Copy every line of the entries below verbatim, leaving out the pictures.

+ + +

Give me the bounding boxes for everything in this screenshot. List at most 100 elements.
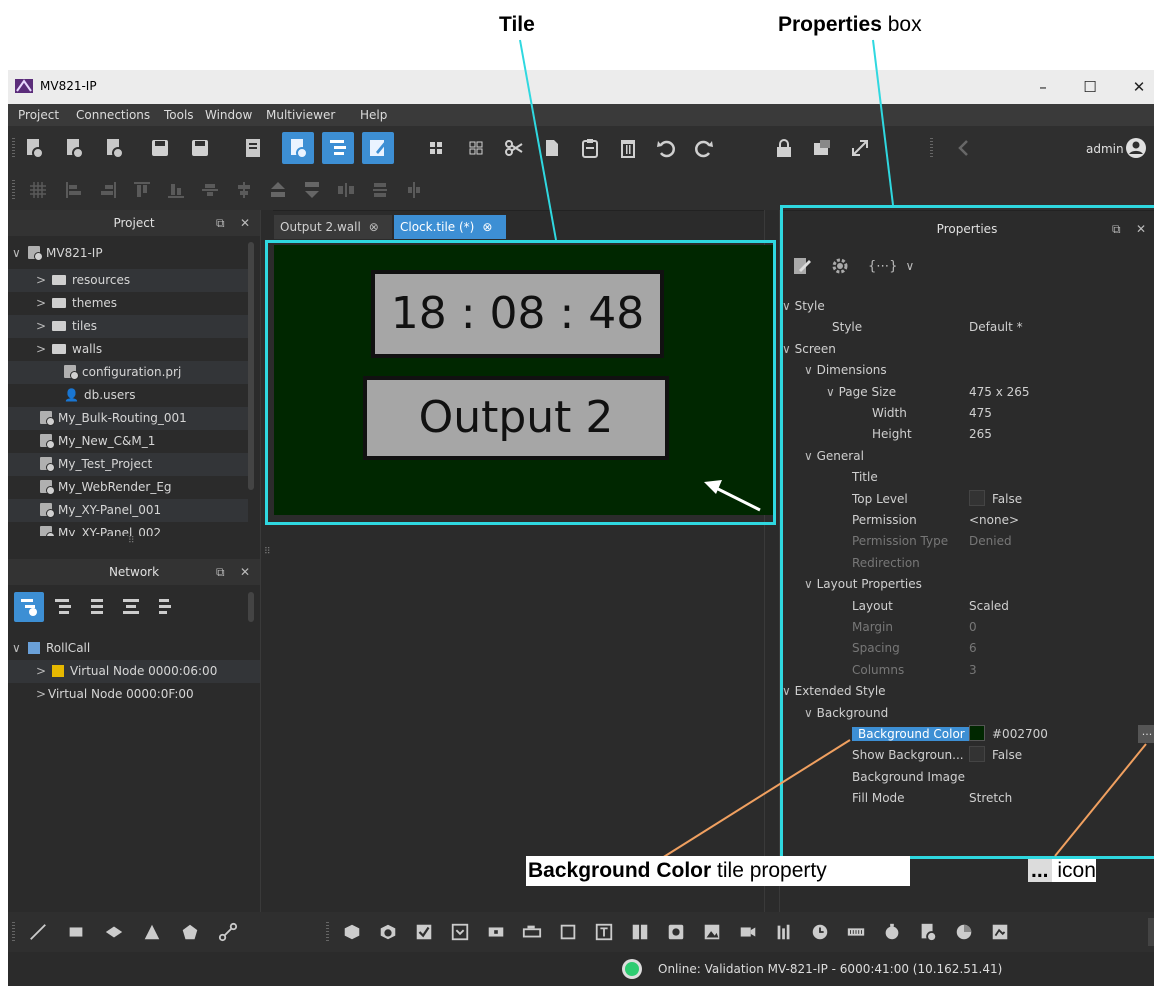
menu-connections[interactable]: Connections bbox=[76, 108, 150, 122]
save-as-icon[interactable] bbox=[184, 132, 216, 164]
tree-expand-icon[interactable] bbox=[48, 592, 78, 622]
line-tool-icon[interactable] bbox=[22, 916, 54, 948]
frame-widget-icon[interactable] bbox=[552, 916, 584, 948]
tree-project[interactable]: My_Bulk-Routing_001 bbox=[8, 407, 248, 430]
new-project-icon[interactable] bbox=[18, 132, 50, 164]
align-right-icon[interactable] bbox=[92, 174, 124, 206]
audio-meter-widget-icon[interactable] bbox=[768, 916, 800, 948]
align-left-icon[interactable] bbox=[58, 174, 90, 206]
menu-window[interactable]: Window bbox=[205, 108, 252, 122]
bring-front-icon[interactable] bbox=[262, 174, 294, 206]
ellipse-tool-icon[interactable] bbox=[98, 916, 130, 948]
lock-icon[interactable] bbox=[768, 132, 800, 164]
import-project-icon[interactable] bbox=[98, 132, 130, 164]
menu-tools[interactable]: Tools bbox=[164, 108, 194, 122]
paste-icon[interactable] bbox=[574, 132, 606, 164]
splitter-handle[interactable]: ⠿ bbox=[128, 536, 135, 546]
panel-close-icon[interactable]: ✕ bbox=[240, 210, 250, 236]
cut-icon[interactable] bbox=[498, 132, 530, 164]
distribute-h-icon[interactable] bbox=[330, 174, 362, 206]
triangle-tool-icon[interactable] bbox=[136, 916, 168, 948]
align-vcenter-icon[interactable] bbox=[194, 174, 226, 206]
toolbar-grip[interactable] bbox=[930, 138, 933, 158]
grid-large-icon[interactable] bbox=[420, 132, 452, 164]
pie-widget-icon[interactable] bbox=[948, 916, 980, 948]
project-tree-scrollbar[interactable] bbox=[248, 242, 254, 490]
clock-widget-icon[interactable] bbox=[804, 916, 836, 948]
grid-small-icon[interactable] bbox=[460, 132, 492, 164]
tree-root[interactable]: ∨ MV821-IP bbox=[8, 242, 248, 265]
tree-folder-resources[interactable]: > resources bbox=[8, 269, 248, 292]
toolbar-grip[interactable] bbox=[12, 922, 15, 942]
properties-doc-icon[interactable] bbox=[238, 132, 270, 164]
send-back-icon[interactable] bbox=[296, 174, 328, 206]
tree-view-icon[interactable] bbox=[322, 132, 354, 164]
network-node[interactable]: > Virtual Node 0000:0F:00 bbox=[8, 683, 260, 706]
text-widget-icon[interactable] bbox=[588, 916, 620, 948]
copy-icon[interactable] bbox=[536, 132, 568, 164]
screen-icon[interactable] bbox=[806, 132, 838, 164]
panel-close-icon[interactable]: ✕ bbox=[240, 559, 250, 585]
tree-project[interactable]: My_Test_Project bbox=[8, 453, 248, 476]
tree-folder-tiles[interactable]: > tiles bbox=[8, 315, 248, 338]
timer-widget-icon[interactable] bbox=[876, 916, 908, 948]
connector-tool-icon[interactable] bbox=[212, 916, 244, 948]
space-evenly-icon[interactable] bbox=[398, 174, 430, 206]
minimize-button[interactable]: – bbox=[1028, 76, 1058, 98]
redo-icon[interactable] bbox=[688, 132, 720, 164]
toolbar-grip[interactable] bbox=[12, 180, 15, 200]
expand-icon[interactable] bbox=[844, 132, 876, 164]
menu-help[interactable]: Help bbox=[360, 108, 387, 122]
widget-toolbar-overflow[interactable] bbox=[1148, 918, 1154, 946]
open-project-icon[interactable] bbox=[58, 132, 90, 164]
align-bottom-icon[interactable] bbox=[160, 174, 192, 206]
tree-folder-walls[interactable]: > walls bbox=[8, 338, 248, 361]
slider-widget-icon[interactable] bbox=[480, 916, 512, 948]
button-widget-icon[interactable] bbox=[660, 916, 692, 948]
editor-scroll-handle[interactable]: ⠿ bbox=[264, 547, 271, 557]
meter-widget-icon[interactable] bbox=[372, 916, 404, 948]
menu-project[interactable]: Project bbox=[18, 108, 59, 122]
align-top-icon[interactable] bbox=[126, 174, 158, 206]
grid-snap-icon[interactable] bbox=[22, 174, 54, 206]
panel-widget-icon[interactable] bbox=[624, 916, 656, 948]
tree-project[interactable]: My_New_C&M_1 bbox=[8, 430, 248, 453]
delete-icon[interactable] bbox=[612, 132, 644, 164]
tab-close-icon[interactable]: ⊗ bbox=[482, 220, 492, 234]
network-view-icon[interactable] bbox=[14, 592, 44, 622]
back-chevron-icon[interactable] bbox=[948, 132, 980, 164]
tree-list-icon[interactable] bbox=[150, 592, 180, 622]
close-button[interactable]: ✕ bbox=[1124, 76, 1154, 98]
counter-widget-icon[interactable] bbox=[840, 916, 872, 948]
dropdown-widget-icon[interactable] bbox=[444, 916, 476, 948]
network-node[interactable]: > Virtual Node 0000:06:00 bbox=[8, 660, 260, 683]
tree-project[interactable]: My_XY-Panel_001 bbox=[8, 499, 248, 522]
tree-project[interactable]: My_XY-Panel_002 bbox=[8, 522, 248, 536]
toolbar-grip[interactable] bbox=[12, 138, 15, 158]
tab-clock-tile[interactable]: Clock.tile (*) ⊗ bbox=[394, 215, 506, 239]
checkbox-widget-icon[interactable] bbox=[408, 916, 440, 948]
tree-collapse-icon[interactable] bbox=[82, 592, 112, 622]
save-icon[interactable] bbox=[144, 132, 176, 164]
toolbar-grip[interactable] bbox=[326, 922, 329, 942]
tile-info-icon[interactable] bbox=[282, 132, 314, 164]
tree-folder-themes[interactable]: > themes bbox=[8, 292, 248, 315]
tab-output-wall[interactable]: Output 2.wall ⊗ bbox=[274, 215, 392, 239]
add-tile-widget-icon[interactable] bbox=[912, 916, 944, 948]
video-widget-icon[interactable] bbox=[732, 916, 764, 948]
menu-multiviewer[interactable]: Multiviewer bbox=[266, 108, 335, 122]
user-icon[interactable] bbox=[1120, 132, 1152, 164]
distribute-v-icon[interactable] bbox=[364, 174, 396, 206]
undo-icon[interactable] bbox=[650, 132, 682, 164]
maximize-button[interactable]: ☐ bbox=[1075, 76, 1105, 98]
webpage-widget-icon[interactable] bbox=[984, 916, 1016, 948]
tree-project[interactable]: My_WebRender_Eg bbox=[8, 476, 248, 499]
undock-icon[interactable]: ⧉ bbox=[216, 210, 225, 236]
polygon-tool-icon[interactable] bbox=[174, 916, 206, 948]
tree-file-users[interactable]: 👤 db.users bbox=[8, 384, 248, 407]
image-widget-icon[interactable] bbox=[696, 916, 728, 948]
tree-file-configuration[interactable]: configuration.prj bbox=[8, 361, 248, 384]
text-input-widget-icon[interactable] bbox=[516, 916, 548, 948]
align-hcenter-icon[interactable] bbox=[228, 174, 260, 206]
rectangle-tool-icon[interactable] bbox=[60, 916, 92, 948]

+ + +

**IN RESPONSE**
Give me the bounding boxes for everything in this screenshot. List at most 100 elements.
menu-connections[interactable]: Connections bbox=[76, 108, 150, 122]
save-as-icon[interactable] bbox=[184, 132, 216, 164]
tree-expand-icon[interactable] bbox=[48, 592, 78, 622]
line-tool-icon[interactable] bbox=[22, 916, 54, 948]
frame-widget-icon[interactable] bbox=[552, 916, 584, 948]
tree-project[interactable]: My_Bulk-Routing_001 bbox=[8, 407, 248, 430]
new-project-icon[interactable] bbox=[18, 132, 50, 164]
align-right-icon[interactable] bbox=[92, 174, 124, 206]
audio-meter-widget-icon[interactable] bbox=[768, 916, 800, 948]
align-left-icon[interactable] bbox=[58, 174, 90, 206]
menu-window[interactable]: Window bbox=[205, 108, 252, 122]
bring-front-icon[interactable] bbox=[262, 174, 294, 206]
ellipse-tool-icon[interactable] bbox=[98, 916, 130, 948]
lock-icon[interactable] bbox=[768, 132, 800, 164]
import-project-icon[interactable] bbox=[98, 132, 130, 164]
menu-tools[interactable]: Tools bbox=[164, 108, 194, 122]
paste-icon[interactable] bbox=[574, 132, 606, 164]
splitter-handle[interactable]: ⠿ bbox=[128, 536, 135, 546]
panel-close-icon[interactable]: ✕ bbox=[240, 210, 250, 236]
cut-icon[interactable] bbox=[498, 132, 530, 164]
distribute-h-icon[interactable] bbox=[330, 174, 362, 206]
triangle-tool-icon[interactable] bbox=[136, 916, 168, 948]
align-vcenter-icon[interactable] bbox=[194, 174, 226, 206]
toolbar-grip[interactable] bbox=[930, 138, 933, 158]
grid-large-icon[interactable] bbox=[420, 132, 452, 164]
pie-widget-icon[interactable] bbox=[948, 916, 980, 948]
project-tree-scrollbar[interactable] bbox=[248, 242, 254, 490]
clock-widget-icon[interactable] bbox=[804, 916, 836, 948]
grid-small-icon[interactable] bbox=[460, 132, 492, 164]
tree-root[interactable]: ∨ MV821-IP bbox=[8, 242, 248, 265]
tree-folder-resources[interactable]: > resources bbox=[8, 269, 248, 292]
toolbar-grip[interactable] bbox=[12, 922, 15, 942]
properties-doc-icon[interactable] bbox=[238, 132, 270, 164]
send-back-icon[interactable] bbox=[296, 174, 328, 206]
tree-view-icon[interactable] bbox=[322, 132, 354, 164]
network-node[interactable]: > Virtual Node 0000:0F:00 bbox=[8, 683, 260, 706]
text-widget-icon[interactable] bbox=[588, 916, 620, 948]
copy-icon[interactable] bbox=[536, 132, 568, 164]
screen-icon[interactable] bbox=[806, 132, 838, 164]
panel-close-icon[interactable]: ✕ bbox=[240, 559, 250, 585]
tree-project[interactable]: My_Test_Project bbox=[8, 453, 248, 476]
tree-folder-tiles[interactable]: > tiles bbox=[8, 315, 248, 338]
timer-widget-icon[interactable] bbox=[876, 916, 908, 948]
connector-tool-icon[interactable] bbox=[212, 916, 244, 948]
space-evenly-icon[interactable] bbox=[398, 174, 430, 206]
minimize-button[interactable]: – bbox=[1028, 76, 1058, 98]
redo-icon[interactable] bbox=[688, 132, 720, 164]
toolbar-grip[interactable] bbox=[12, 180, 15, 200]
expand-icon[interactable] bbox=[844, 132, 876, 164]
menu-help[interactable]: Help bbox=[360, 108, 387, 122]
widget-toolbar-overflow[interactable] bbox=[1148, 918, 1154, 946]
open-project-icon[interactable] bbox=[58, 132, 90, 164]
align-bottom-icon[interactable] bbox=[160, 174, 192, 206]
tree-folder-walls[interactable]: > walls bbox=[8, 338, 248, 361]
slider-widget-icon[interactable] bbox=[480, 916, 512, 948]
button-widget-icon[interactable] bbox=[660, 916, 692, 948]
editor-scroll-handle[interactable]: ⠿ bbox=[264, 547, 271, 557]
meter-widget-icon[interactable] bbox=[372, 916, 404, 948]
menu-project[interactable]: Project bbox=[18, 108, 59, 122]
align-top-icon[interactable] bbox=[126, 174, 158, 206]
grid-snap-icon[interactable] bbox=[22, 174, 54, 206]
panel-widget-icon[interactable] bbox=[624, 916, 656, 948]
tree-project[interactable]: My_New_C&M_1 bbox=[8, 430, 248, 453]
delete-icon[interactable] bbox=[612, 132, 644, 164]
tab-close-icon[interactable]: ⊗ bbox=[482, 220, 492, 234]
network-view-icon[interactable] bbox=[14, 592, 44, 622]
back-chevron-icon[interactable] bbox=[948, 132, 980, 164]
tree-list-icon[interactable] bbox=[150, 592, 180, 622]
close-button[interactable]: ✕ bbox=[1124, 76, 1154, 98]
counter-widget-icon[interactable] bbox=[840, 916, 872, 948]
dropdown-widget-icon[interactable] bbox=[444, 916, 476, 948]
network-node[interactable]: > Virtual Node 0000:06:00 bbox=[8, 660, 260, 683]
tree-project[interactable]: My_XY-Panel_001 bbox=[8, 499, 248, 522]
tree-project[interactable]: My_XY-Panel_002 bbox=[8, 522, 248, 536]
toolbar-grip[interactable] bbox=[12, 138, 15, 158]
tab-clock-tile[interactable]: Clock.tile (*) ⊗ bbox=[394, 215, 506, 239]
checkbox-widget-icon[interactable] bbox=[408, 916, 440, 948]
tree-collapse-icon[interactable] bbox=[82, 592, 112, 622]
save-icon[interactable] bbox=[144, 132, 176, 164]
toolbar-grip[interactable] bbox=[326, 922, 329, 942]
tile-info-icon[interactable] bbox=[282, 132, 314, 164]
tree-folder-themes[interactable]: > themes bbox=[8, 292, 248, 315]
tab-output-wall[interactable]: Output 2.wall ⊗ bbox=[274, 215, 392, 239]
add-tile-widget-icon[interactable] bbox=[912, 916, 944, 948]
video-widget-icon[interactable] bbox=[732, 916, 764, 948]
menu-multiviewer[interactable]: Multiviewer bbox=[266, 108, 335, 122]
user-icon[interactable] bbox=[1120, 132, 1152, 164]
distribute-v-icon[interactable] bbox=[364, 174, 396, 206]
undo-icon[interactable] bbox=[650, 132, 682, 164]
maximize-button[interactable]: ☐ bbox=[1075, 76, 1105, 98]
webpage-widget-icon[interactable] bbox=[984, 916, 1016, 948]
tree-project[interactable]: My_WebRender_Eg bbox=[8, 476, 248, 499]
undock-icon[interactable]: ⧉ bbox=[216, 210, 225, 236]
polygon-tool-icon[interactable] bbox=[174, 916, 206, 948]
tree-file-users[interactable]: 👤 db.users bbox=[8, 384, 248, 407]
image-widget-icon[interactable] bbox=[696, 916, 728, 948]
tree-file-configuration[interactable]: configuration.prj bbox=[8, 361, 248, 384]
text-input-widget-icon[interactable] bbox=[516, 916, 548, 948]
align-hcenter-icon[interactable] bbox=[228, 174, 260, 206]
rectangle-tool-icon[interactable] bbox=[60, 916, 92, 948]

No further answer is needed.